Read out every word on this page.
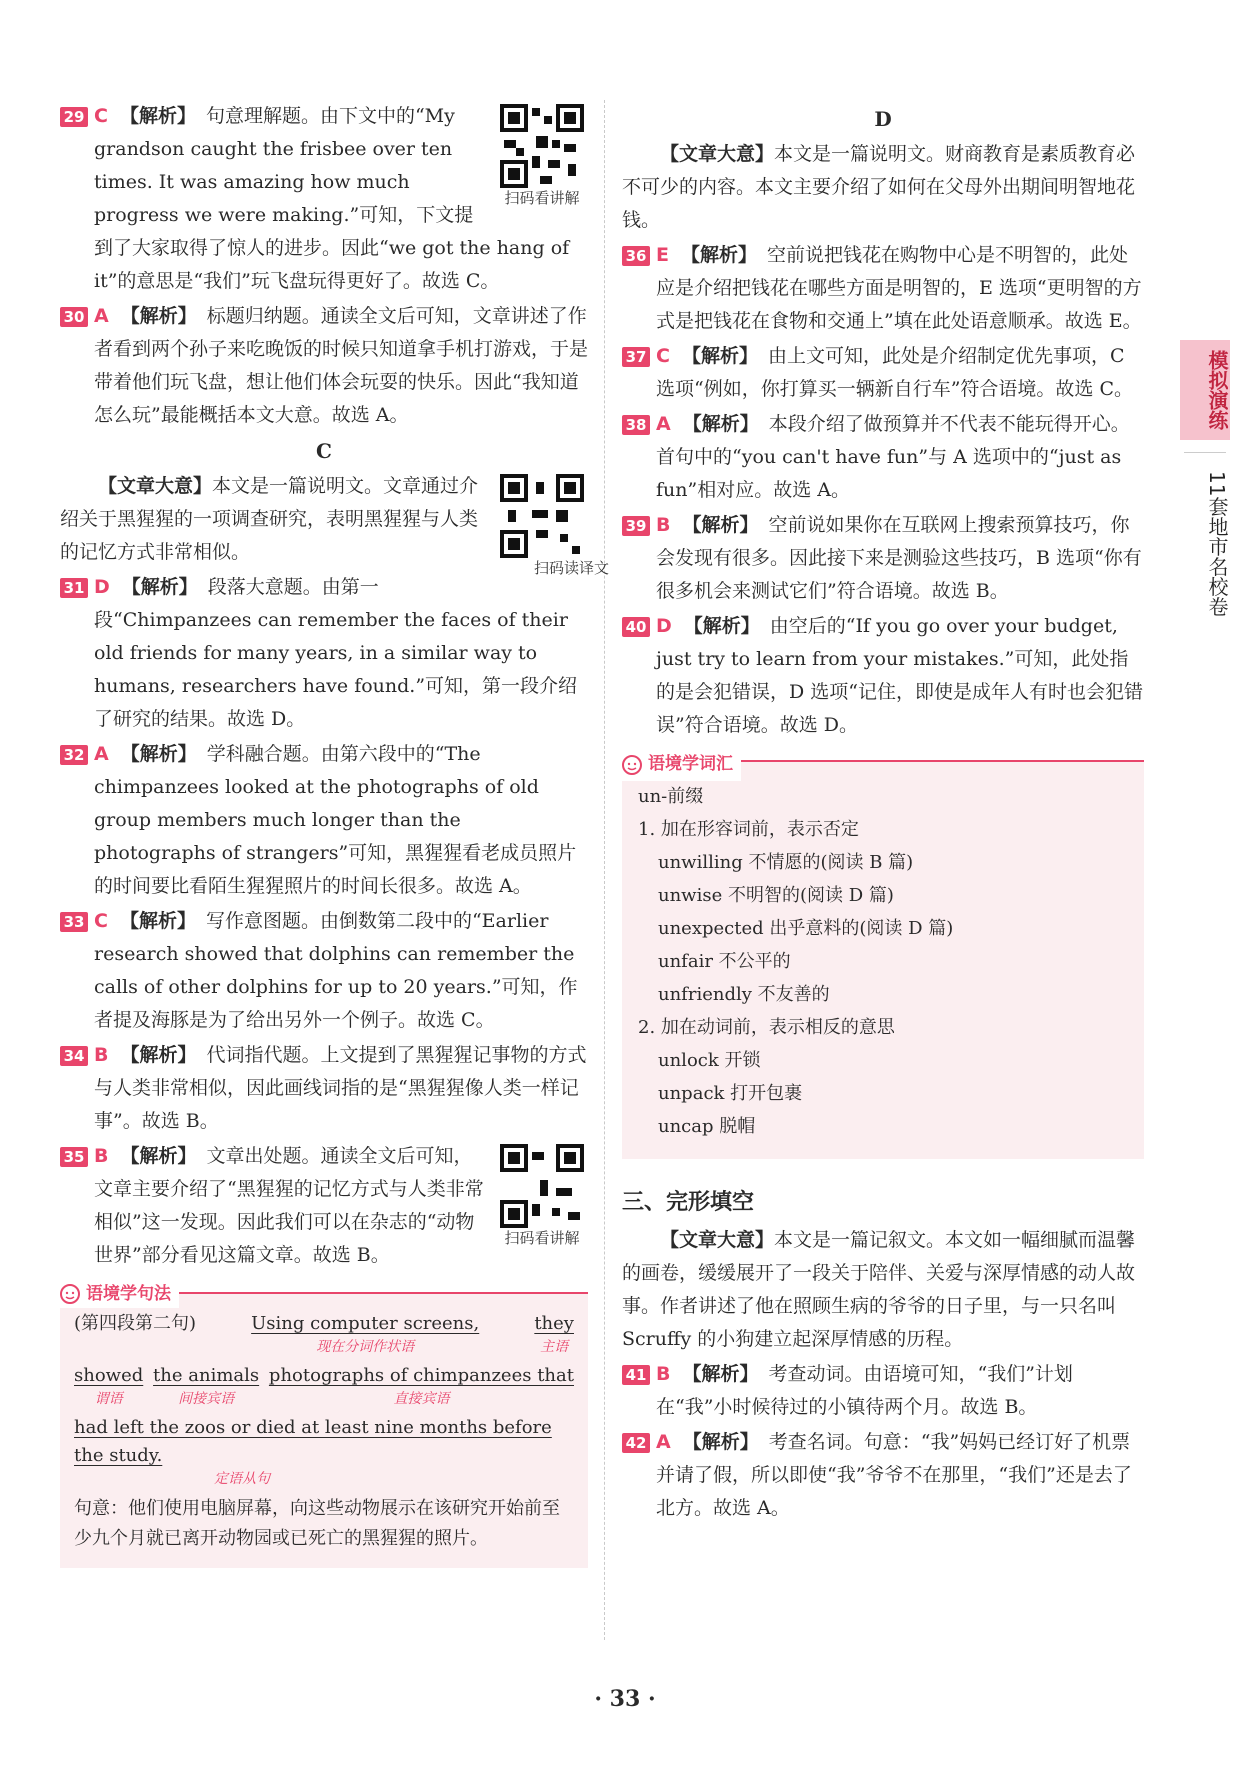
扫码看讲解
29 C 【解析】 句意理解题。由下文中的“My grandson caught the frisbee over ten times. It was amazing how much progress we were making.”可知，下文提到了大家取得了惊人的进步。因此“we got the hang of it”的意思是“我们”玩飞盘玩得更好了。故选 C。
30 A 【解析】 标题归纳题。通读全文后可知，文章讲述了作者看到两个孙子来吃晚饭的时候只知道拿手机打游戏，于是带着他们玩飞盘，想让他们体会玩耍的快乐。因此“我知道怎么玩”最能概括本文大意。故选 A。
C
扫码读译文
【文章大意】本文是一篇说明文。文章通过介绍关于黑猩猩的一项调查研究，表明黑猩猩与人类的记忆方式非常相似。
31 D 【解析】 段落大意题。由第一段“Chimpanzees can remember the faces of their old friends for many years, in a similar way to humans, researchers have found.”可知，第一段介绍了研究的结果。故选 D。
32 A 【解析】 学科融合题。由第六段中的“The chimpanzees looked at the photographs of old group members much longer than the photographs of strangers”可知，黑猩猩看老成员照片的时间要比看陌生猩猩照片的时间长很多。故选 A。
33 C 【解析】 写作意图题。由倒数第二段中的“Earlier research showed that dolphins can remember the calls of other dolphins for up to 20 years.”可知，作者提及海豚是为了给出另外一个例子。故选 C。
34 B 【解析】 代词指代题。上文提到了黑猩猩记事物的方式与人类非常相似，因此画线词指的是“黑猩猩像人类一样记事”。故选 B。
扫码看讲解
35 B 【解析】 文章出处题。通读全文后可知，文章主要介绍了“黑猩猩的记忆方式与人类非常相似”这一发现。因此我们可以在杂志的“动物世界”部分看见这篇文章。故选 B。
语境学句法
(第四段第二句)	Using computer screens,
现在分词作状语
they
主语
showed
谓语
the animals
间接宾语
photographs of chimpanzees that
直接宾语
had left the zoos or died at least nine months before the study.
定语从句
句意：他们使用电脑屏幕，向这些动物展示在该研究开始前至少九个月就已离开动物园或已死亡的黑猩猩的照片。
D
【文章大意】本文是一篇说明文。财商教育是素质教育必不可少的内容。本文主要介绍了如何在父母外出期间明智地花钱。
36 E 【解析】 空前说把钱花在购物中心是不明智的，此处应是介绍把钱花在哪些方面是明智的，E 选项“更明智的方式是把钱花在食物和交通上”填在此处语意顺承。故选 E。
37 C 【解析】 由上文可知，此处是介绍制定优先事项，C 选项“例如，你打算买一辆新自行车”符合语境。故选 C。
38 A 【解析】 本段介绍了做预算并不代表不能玩得开心。首句中的“you can't have fun”与 A 选项中的“just as fun”相对应。故选 A。
39 B 【解析】 空前说如果你在互联网上搜索预算技巧，你会发现有很多。因此接下来是测验这些技巧，B 选项“你有很多机会来测试它们”符合语境。故选 B。
40 D 【解析】 由空后的“If you go over your budget, just try to learn from your mistakes.”可知，此处指的是会犯错误，D 选项“记住，即使是成年人有时也会犯错误”符合语境。故选 D。
语境学词汇
un-前缀
1. 加在形容词前，表示否定
unwilling 不情愿的(阅读 B 篇)
unwise 不明智的(阅读 D 篇)
unexpected 出乎意料的(阅读 D 篇)
unfair 不公平的
unfriendly 不友善的
2. 加在动词前，表示相反的意思
unlock 开锁
unpack 打开包裹
uncap 脱帽
三、完形填空
【文章大意】本文是一篇记叙文。本文如一幅细腻而温馨的画卷，缓缓展开了一段关于陪伴、关爱与深厚情感的动人故事。作者讲述了他在照顾生病的爷爷的日子里，与一只名叫 Scruffy 的小狗建立起深厚情感的历程。
41 B 【解析】 考查动词。由语境可知，“我们”计划在“我”小时候待过的小镇待两个月。故选 B。
42 A 【解析】 考查名词。句意：“我”妈妈已经订好了机票并请了假，所以即使“我”爷爷不在那里，“我们”还是去了北方。故选 A。
模拟演练
11套地市名校卷
· 33 ·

AIM OF THE EXERCISE: In this exercise, set down all of the data exactly, without the pictures.

RESPONSE TO THIS EXERCISE:
Read out every word on this page.
扫码看讲解
29 C 【解析】 句意理解题。由下文中的“My grandson caught the frisbee over ten times. It was amazing how much progress we were making.”可知，下文提到了大家取得了惊人的进步。因此“we got the hang of it”的意思是“我们”玩飞盘玩得更好了。故选 C。
30 A 【解析】 标题归纳题。通读全文后可知，文章讲述了作者看到两个孙子来吃晚饭的时候只知道拿手机打游戏，于是带着他们玩飞盘，想让他们体会玩耍的快乐。因此“我知道怎么玩”最能概括本文大意。故选 A。
C
扫码读译文
【文章大意】本文是一篇说明文。文章通过介绍关于黑猩猩的一项调查研究，表明黑猩猩与人类的记忆方式非常相似。
31 D 【解析】 段落大意题。由第一段“Chimpanzees can remember the faces of their old friends for many years, in a similar way to humans, researchers have found.”可知，第一段介绍了研究的结果。故选 D。
32 A 【解析】 学科融合题。由第六段中的“The chimpanzees looked at the photographs of old group members much longer than the photographs of strangers”可知，黑猩猩看老成员照片的时间要比看陌生猩猩照片的时间长很多。故选 A。
33 C 【解析】 写作意图题。由倒数第二段中的“Earlier research showed that dolphins can remember the calls of other dolphins for up to 20 years.”可知，作者提及海豚是为了给出另外一个例子。故选 C。
34 B 【解析】 代词指代题。上文提到了黑猩猩记事物的方式与人类非常相似，因此画线词指的是“黑猩猩像人类一样记事”。故选 B。
扫码看讲解
35 B 【解析】 文章出处题。通读全文后可知，文章主要介绍了“黑猩猩的记忆方式与人类非常相似”这一发现。因此我们可以在杂志的“动物世界”部分看见这篇文章。故选 B。
语境学句法
(第四段第二句)	Using computer screens,
现在分词作状语
they
主语
showed
谓语
the animals
间接宾语
photographs of chimpanzees that
直接宾语
had left the zoos or died at least nine months before the study.
定语从句
句意：他们使用电脑屏幕，向这些动物展示在该研究开始前至少九个月就已离开动物园或已死亡的黑猩猩的照片。
D
【文章大意】本文是一篇说明文。财商教育是素质教育必不可少的内容。本文主要介绍了如何在父母外出期间明智地花钱。
36 E 【解析】 空前说把钱花在购物中心是不明智的，此处应是介绍把钱花在哪些方面是明智的，E 选项“更明智的方式是把钱花在食物和交通上”填在此处语意顺承。故选 E。
37 C 【解析】 由上文可知，此处是介绍制定优先事项，C 选项“例如，你打算买一辆新自行车”符合语境。故选 C。
38 A 【解析】 本段介绍了做预算并不代表不能玩得开心。首句中的“you can't have fun”与 A 选项中的“just as fun”相对应。故选 A。
39 B 【解析】 空前说如果你在互联网上搜索预算技巧，你会发现有很多。因此接下来是测验这些技巧，B 选项“你有很多机会来测试它们”符合语境。故选 B。
40 D 【解析】 由空后的“If you go over your budget, just try to learn from your mistakes.”可知，此处指的是会犯错误，D 选项“记住，即使是成年人有时也会犯错误”符合语境。故选 D。
语境学词汇
un-前缀
1. 加在形容词前，表示否定
unwilling 不情愿的(阅读 B 篇)
unwise 不明智的(阅读 D 篇)
unexpected 出乎意料的(阅读 D 篇)
unfair 不公平的
unfriendly 不友善的
2. 加在动词前，表示相反的意思
unlock 开锁
unpack 打开包裹
uncap 脱帽
三、完形填空
【文章大意】本文是一篇记叙文。本文如一幅细腻而温馨的画卷，缓缓展开了一段关于陪伴、关爱与深厚情感的动人故事。作者讲述了他在照顾生病的爷爷的日子里，与一只名叫 Scruffy 的小狗建立起深厚情感的历程。
41 B 【解析】 考查动词。由语境可知，“我们”计划在“我”小时候待过的小镇待两个月。故选 B。
42 A 【解析】 考查名词。句意：“我”妈妈已经订好了机票并请了假，所以即使“我”爷爷不在那里，“我们”还是去了北方。故选 A。
模拟演练
11套地市名校卷
· 33 ·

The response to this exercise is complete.